THE EXERCISE ::
Where a line below holds the string "Diakon", copy that line.

Dataset entries ::
..............................

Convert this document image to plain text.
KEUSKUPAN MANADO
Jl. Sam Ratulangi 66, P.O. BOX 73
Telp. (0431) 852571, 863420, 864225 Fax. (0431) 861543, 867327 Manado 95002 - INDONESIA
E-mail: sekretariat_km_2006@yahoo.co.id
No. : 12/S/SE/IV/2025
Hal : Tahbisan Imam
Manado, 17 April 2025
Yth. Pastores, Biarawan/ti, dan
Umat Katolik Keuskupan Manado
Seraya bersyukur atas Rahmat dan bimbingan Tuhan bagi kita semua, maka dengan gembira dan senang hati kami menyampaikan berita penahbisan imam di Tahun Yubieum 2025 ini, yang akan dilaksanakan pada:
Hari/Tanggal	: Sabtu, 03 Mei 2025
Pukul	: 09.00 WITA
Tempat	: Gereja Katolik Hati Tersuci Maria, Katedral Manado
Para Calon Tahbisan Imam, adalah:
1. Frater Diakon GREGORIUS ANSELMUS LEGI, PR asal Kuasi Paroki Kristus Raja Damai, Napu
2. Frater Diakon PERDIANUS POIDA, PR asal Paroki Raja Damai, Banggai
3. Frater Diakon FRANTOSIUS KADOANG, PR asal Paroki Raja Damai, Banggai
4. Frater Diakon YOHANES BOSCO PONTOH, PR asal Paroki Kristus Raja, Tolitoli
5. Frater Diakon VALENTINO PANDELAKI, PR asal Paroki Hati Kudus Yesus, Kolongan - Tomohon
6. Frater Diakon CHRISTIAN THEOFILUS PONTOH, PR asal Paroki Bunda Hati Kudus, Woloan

..............................

COMPLETE OUTPUT ::
1. Frater Diakon GREGORIUS ANSELMUS LEGI, PR asal Kuasi Paroki Kristus Raja Damai, Napu
2. Frater Diakon PERDIANUS POIDA, PR asal Paroki Raja Damai, Banggai
3. Frater Diakon FRANTOSIUS KADOANG, PR asal Paroki Raja Damai, Banggai
4. Frater Diakon YOHANES BOSCO PONTOH, PR asal Paroki Kristus Raja, Tolitoli
5. Frater Diakon VALENTINO PANDELAKI, PR asal Paroki Hati Kudus Yesus, Kolongan - Tomohon
6. Frater Diakon CHRISTIAN THEOFILUS PONTOH, PR asal Paroki Bunda Hati Kudus, Woloan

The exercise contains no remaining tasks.